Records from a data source
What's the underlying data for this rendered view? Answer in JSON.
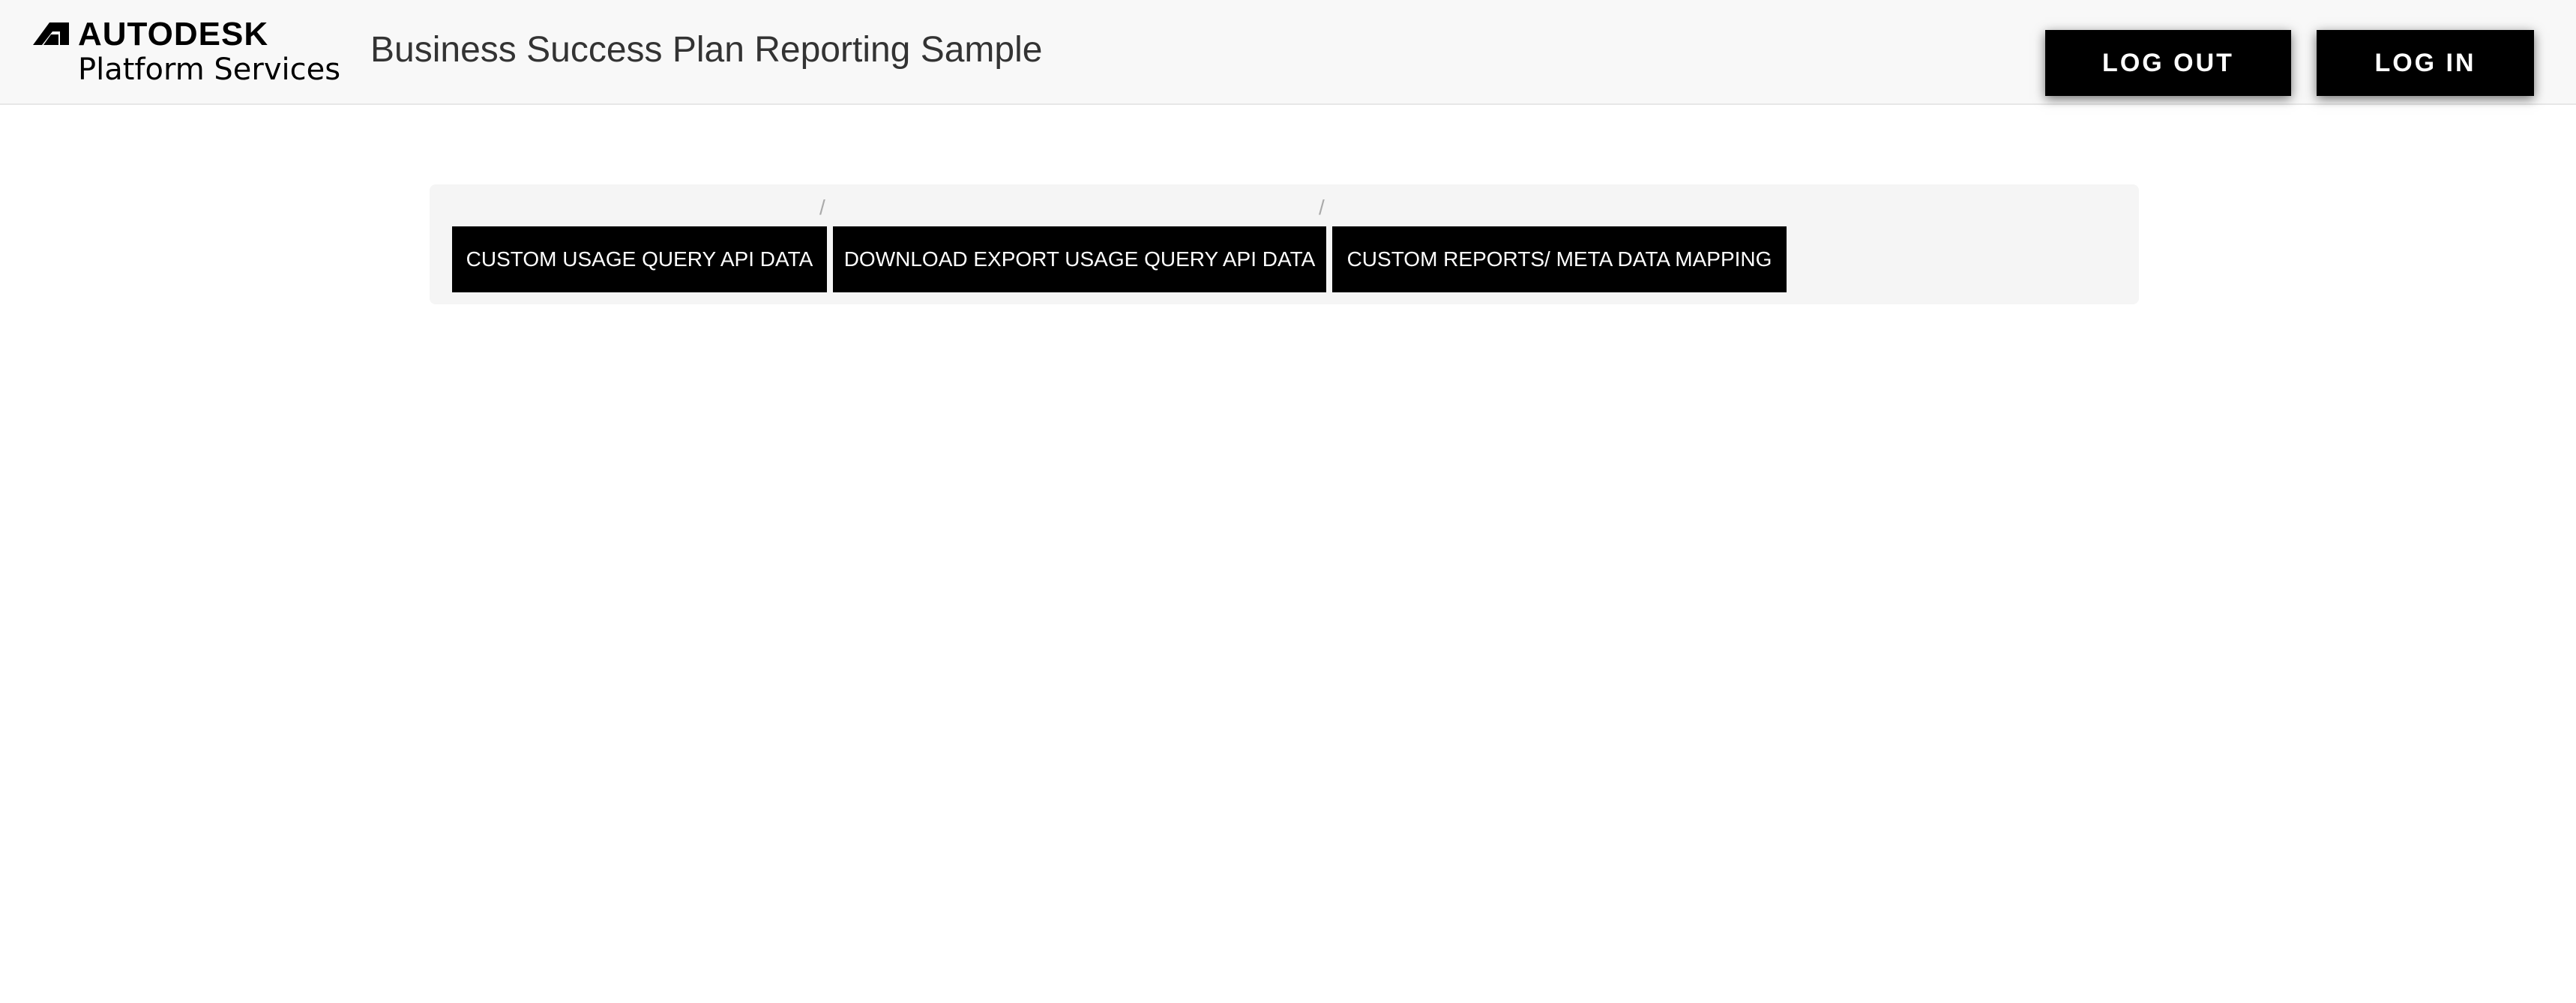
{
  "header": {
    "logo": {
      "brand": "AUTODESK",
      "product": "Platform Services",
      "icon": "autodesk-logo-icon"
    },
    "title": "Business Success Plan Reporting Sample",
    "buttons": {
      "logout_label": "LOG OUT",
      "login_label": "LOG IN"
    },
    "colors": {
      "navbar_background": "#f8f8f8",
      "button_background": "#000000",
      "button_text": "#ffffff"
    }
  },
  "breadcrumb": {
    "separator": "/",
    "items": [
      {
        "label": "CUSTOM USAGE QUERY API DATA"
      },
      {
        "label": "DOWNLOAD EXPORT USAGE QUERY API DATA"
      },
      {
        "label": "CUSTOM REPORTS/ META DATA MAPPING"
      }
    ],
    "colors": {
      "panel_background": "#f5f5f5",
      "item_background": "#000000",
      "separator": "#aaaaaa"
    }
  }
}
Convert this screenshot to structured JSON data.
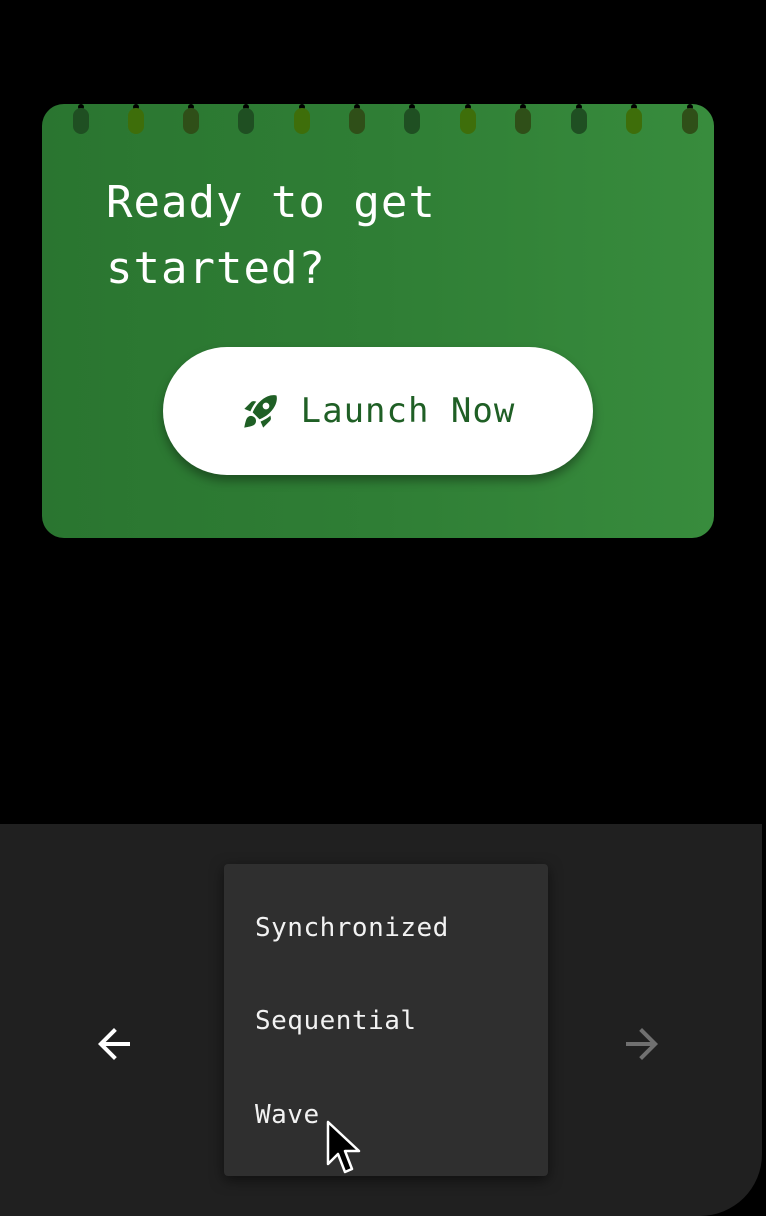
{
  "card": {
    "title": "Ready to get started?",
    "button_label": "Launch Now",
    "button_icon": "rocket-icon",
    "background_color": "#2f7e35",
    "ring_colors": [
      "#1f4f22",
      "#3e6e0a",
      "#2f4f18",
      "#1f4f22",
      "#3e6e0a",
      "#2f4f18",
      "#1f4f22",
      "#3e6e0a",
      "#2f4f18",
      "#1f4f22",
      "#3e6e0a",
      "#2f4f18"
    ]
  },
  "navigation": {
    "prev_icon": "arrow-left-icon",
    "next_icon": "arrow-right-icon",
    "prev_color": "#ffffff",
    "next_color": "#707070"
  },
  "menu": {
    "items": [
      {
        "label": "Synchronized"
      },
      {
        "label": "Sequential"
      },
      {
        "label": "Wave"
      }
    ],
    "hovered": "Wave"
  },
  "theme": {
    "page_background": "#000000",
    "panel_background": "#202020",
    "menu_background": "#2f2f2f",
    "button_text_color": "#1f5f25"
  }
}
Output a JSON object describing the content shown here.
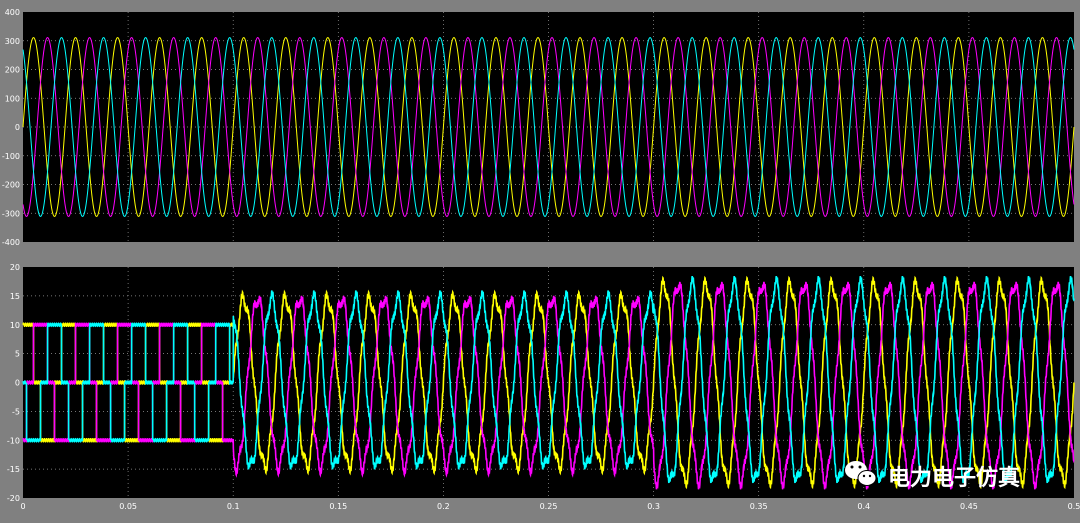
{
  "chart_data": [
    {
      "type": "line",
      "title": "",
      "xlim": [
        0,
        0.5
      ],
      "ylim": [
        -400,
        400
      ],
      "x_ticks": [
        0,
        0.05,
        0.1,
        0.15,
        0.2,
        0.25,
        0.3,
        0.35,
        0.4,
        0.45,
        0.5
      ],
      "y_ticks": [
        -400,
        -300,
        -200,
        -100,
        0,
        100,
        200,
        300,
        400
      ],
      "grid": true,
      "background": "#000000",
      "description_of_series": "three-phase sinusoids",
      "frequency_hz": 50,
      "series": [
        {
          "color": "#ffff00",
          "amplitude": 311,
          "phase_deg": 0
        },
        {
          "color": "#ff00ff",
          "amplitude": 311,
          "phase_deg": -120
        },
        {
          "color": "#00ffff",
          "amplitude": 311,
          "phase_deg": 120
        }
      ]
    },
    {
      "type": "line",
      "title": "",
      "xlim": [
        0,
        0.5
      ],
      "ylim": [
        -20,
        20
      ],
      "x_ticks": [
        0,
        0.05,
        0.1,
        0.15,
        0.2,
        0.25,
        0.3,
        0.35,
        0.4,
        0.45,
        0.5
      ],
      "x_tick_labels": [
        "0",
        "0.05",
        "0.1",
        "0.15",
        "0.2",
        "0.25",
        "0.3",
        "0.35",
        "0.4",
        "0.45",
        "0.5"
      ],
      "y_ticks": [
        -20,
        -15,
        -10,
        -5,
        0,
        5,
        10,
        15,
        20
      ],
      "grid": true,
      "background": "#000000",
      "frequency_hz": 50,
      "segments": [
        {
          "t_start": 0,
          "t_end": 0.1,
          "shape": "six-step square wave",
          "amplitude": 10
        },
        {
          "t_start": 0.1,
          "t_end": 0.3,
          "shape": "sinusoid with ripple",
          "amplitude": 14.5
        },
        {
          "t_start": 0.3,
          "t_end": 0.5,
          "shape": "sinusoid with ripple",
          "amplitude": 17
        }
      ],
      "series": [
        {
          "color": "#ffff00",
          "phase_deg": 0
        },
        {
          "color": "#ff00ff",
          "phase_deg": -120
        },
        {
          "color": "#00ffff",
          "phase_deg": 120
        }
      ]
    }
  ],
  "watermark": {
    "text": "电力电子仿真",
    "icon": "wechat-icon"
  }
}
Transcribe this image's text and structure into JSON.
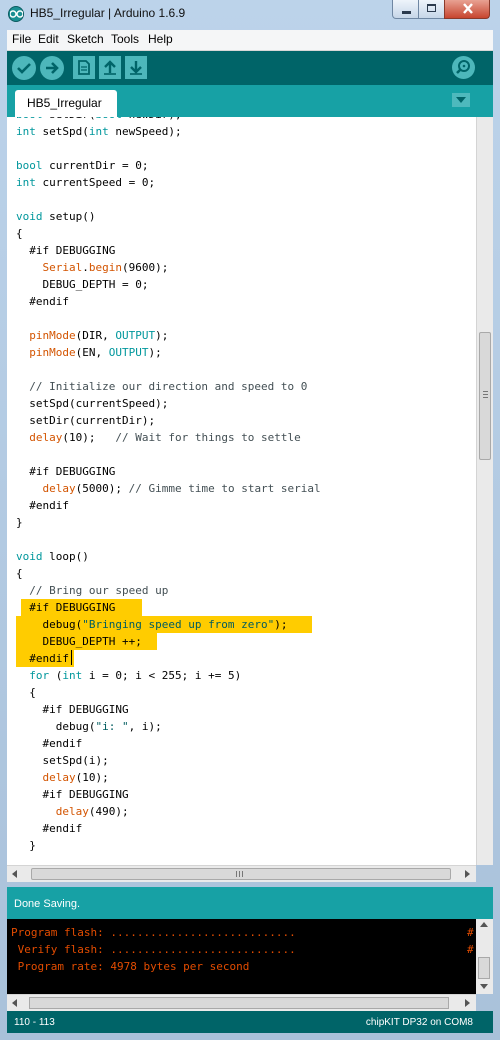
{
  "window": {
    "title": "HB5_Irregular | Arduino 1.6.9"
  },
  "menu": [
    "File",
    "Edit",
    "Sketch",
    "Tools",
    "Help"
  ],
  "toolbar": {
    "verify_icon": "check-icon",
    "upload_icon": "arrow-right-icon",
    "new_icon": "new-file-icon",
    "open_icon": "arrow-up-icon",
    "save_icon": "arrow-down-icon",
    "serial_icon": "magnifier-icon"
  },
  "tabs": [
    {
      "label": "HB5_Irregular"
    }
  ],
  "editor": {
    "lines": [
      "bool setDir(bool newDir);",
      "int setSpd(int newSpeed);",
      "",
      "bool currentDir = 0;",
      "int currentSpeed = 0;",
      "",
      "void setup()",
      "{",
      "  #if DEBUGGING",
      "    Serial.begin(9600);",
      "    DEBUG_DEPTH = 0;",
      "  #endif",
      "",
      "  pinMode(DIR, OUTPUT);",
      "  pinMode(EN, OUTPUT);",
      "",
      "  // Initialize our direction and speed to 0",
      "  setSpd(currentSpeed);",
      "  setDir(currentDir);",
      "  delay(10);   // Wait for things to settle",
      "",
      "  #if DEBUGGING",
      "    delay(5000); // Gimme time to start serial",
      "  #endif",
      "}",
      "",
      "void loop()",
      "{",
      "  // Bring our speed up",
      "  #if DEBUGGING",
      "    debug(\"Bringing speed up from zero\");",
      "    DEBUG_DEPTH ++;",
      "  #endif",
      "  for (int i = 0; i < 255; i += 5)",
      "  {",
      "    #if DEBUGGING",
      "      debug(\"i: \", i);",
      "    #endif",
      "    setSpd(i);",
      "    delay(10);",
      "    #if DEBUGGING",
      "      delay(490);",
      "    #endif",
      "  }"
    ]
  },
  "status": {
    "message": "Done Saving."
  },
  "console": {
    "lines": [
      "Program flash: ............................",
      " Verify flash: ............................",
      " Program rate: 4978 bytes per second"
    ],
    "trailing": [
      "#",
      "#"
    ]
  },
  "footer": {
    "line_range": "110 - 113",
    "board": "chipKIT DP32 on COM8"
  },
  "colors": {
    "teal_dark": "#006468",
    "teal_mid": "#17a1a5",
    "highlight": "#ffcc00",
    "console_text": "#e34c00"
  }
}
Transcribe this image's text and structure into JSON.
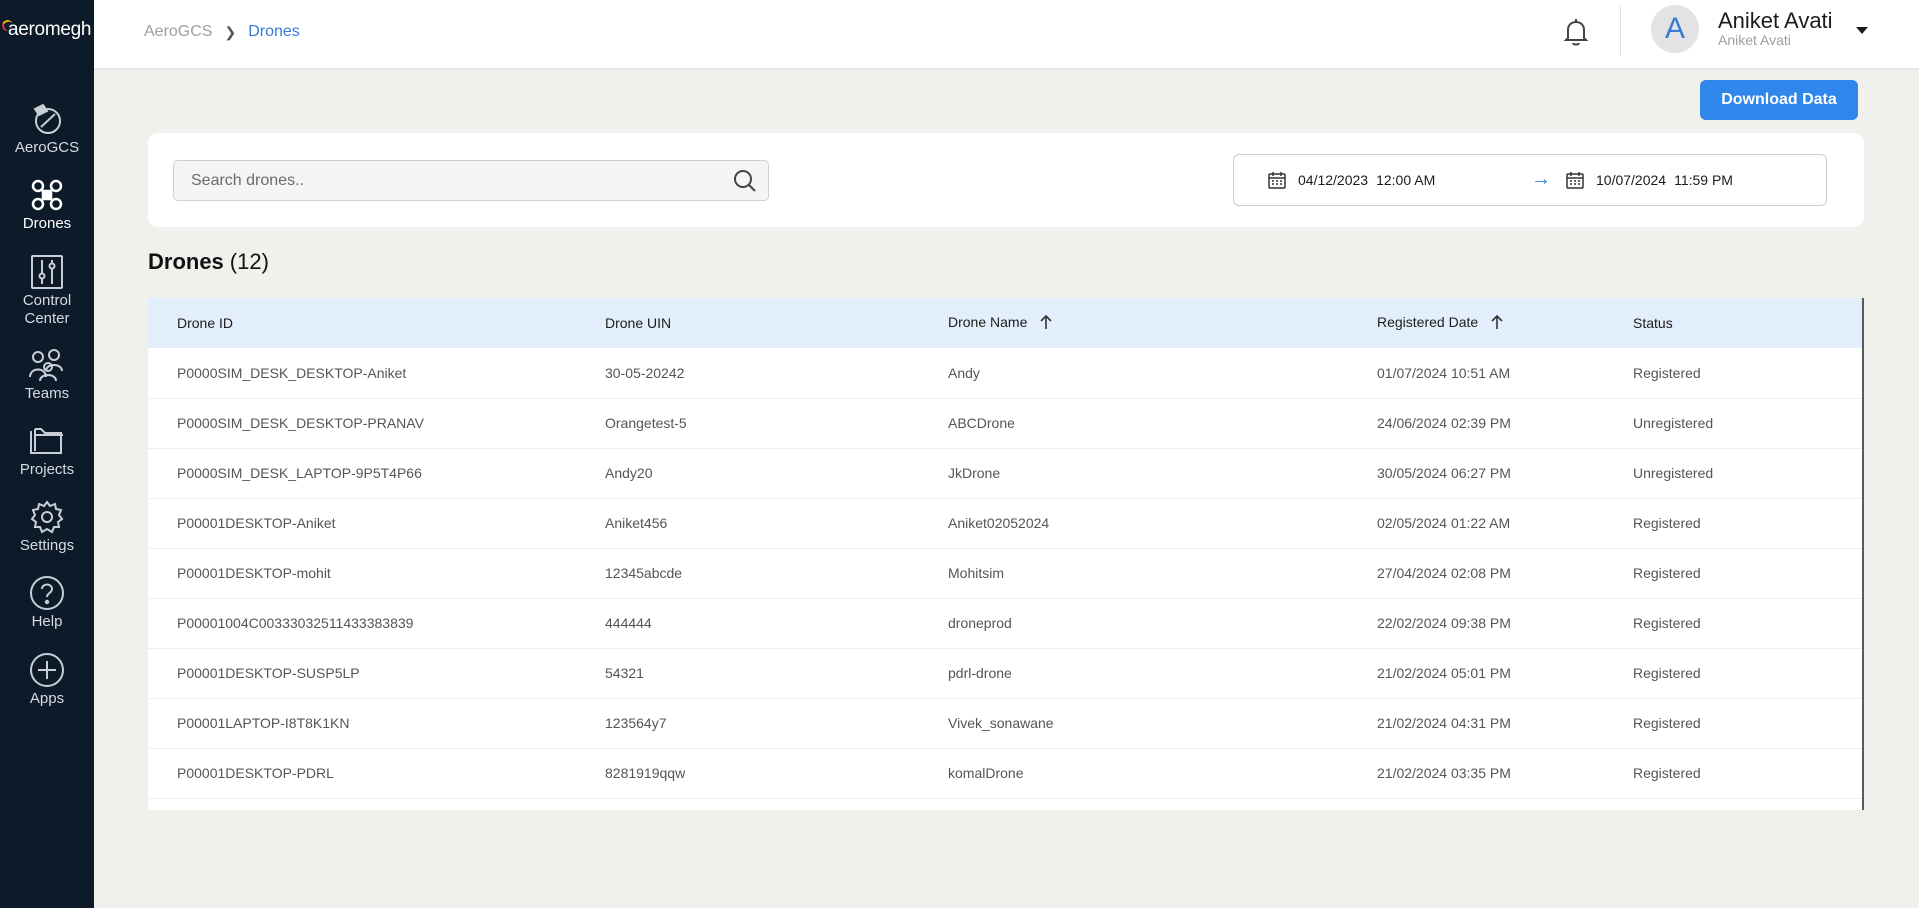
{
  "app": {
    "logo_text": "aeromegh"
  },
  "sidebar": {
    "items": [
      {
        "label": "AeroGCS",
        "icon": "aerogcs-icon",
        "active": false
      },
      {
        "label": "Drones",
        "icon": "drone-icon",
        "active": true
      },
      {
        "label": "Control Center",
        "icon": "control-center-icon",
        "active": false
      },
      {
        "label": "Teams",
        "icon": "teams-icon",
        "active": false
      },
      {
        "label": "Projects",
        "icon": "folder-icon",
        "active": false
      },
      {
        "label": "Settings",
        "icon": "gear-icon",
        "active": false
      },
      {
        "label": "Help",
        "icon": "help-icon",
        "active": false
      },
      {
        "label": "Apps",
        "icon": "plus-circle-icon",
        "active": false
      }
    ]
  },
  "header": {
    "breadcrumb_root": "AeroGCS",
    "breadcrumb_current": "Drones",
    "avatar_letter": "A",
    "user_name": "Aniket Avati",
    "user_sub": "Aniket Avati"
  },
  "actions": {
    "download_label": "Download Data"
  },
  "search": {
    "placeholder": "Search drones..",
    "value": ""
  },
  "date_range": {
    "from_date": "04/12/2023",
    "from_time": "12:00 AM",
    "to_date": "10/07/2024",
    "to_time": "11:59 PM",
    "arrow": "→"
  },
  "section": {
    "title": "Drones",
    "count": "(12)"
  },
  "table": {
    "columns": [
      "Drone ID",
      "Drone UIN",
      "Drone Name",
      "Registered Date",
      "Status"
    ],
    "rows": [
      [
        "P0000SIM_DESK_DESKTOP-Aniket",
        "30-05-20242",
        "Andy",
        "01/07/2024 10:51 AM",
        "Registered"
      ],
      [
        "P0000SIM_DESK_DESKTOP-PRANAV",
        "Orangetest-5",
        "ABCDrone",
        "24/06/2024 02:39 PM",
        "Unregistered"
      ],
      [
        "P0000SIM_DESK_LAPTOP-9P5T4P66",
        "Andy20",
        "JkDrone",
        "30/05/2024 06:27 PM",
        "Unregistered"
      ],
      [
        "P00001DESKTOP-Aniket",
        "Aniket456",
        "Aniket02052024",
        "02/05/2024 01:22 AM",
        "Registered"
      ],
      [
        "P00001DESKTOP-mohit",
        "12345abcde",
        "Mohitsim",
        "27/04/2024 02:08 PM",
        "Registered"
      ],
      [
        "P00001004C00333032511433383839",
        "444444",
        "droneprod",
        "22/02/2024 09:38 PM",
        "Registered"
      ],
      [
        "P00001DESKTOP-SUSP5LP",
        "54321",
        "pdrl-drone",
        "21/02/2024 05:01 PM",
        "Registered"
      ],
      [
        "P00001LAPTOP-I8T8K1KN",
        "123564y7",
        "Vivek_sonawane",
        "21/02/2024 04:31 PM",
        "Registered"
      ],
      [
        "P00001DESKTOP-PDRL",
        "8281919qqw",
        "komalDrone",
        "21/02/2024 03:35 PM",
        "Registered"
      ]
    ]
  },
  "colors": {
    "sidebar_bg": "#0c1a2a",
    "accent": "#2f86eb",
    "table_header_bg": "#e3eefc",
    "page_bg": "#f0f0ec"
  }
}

Work to be completed – Reply with the number of lines in the material above that contain "JSON", and nothing more.

The result – 5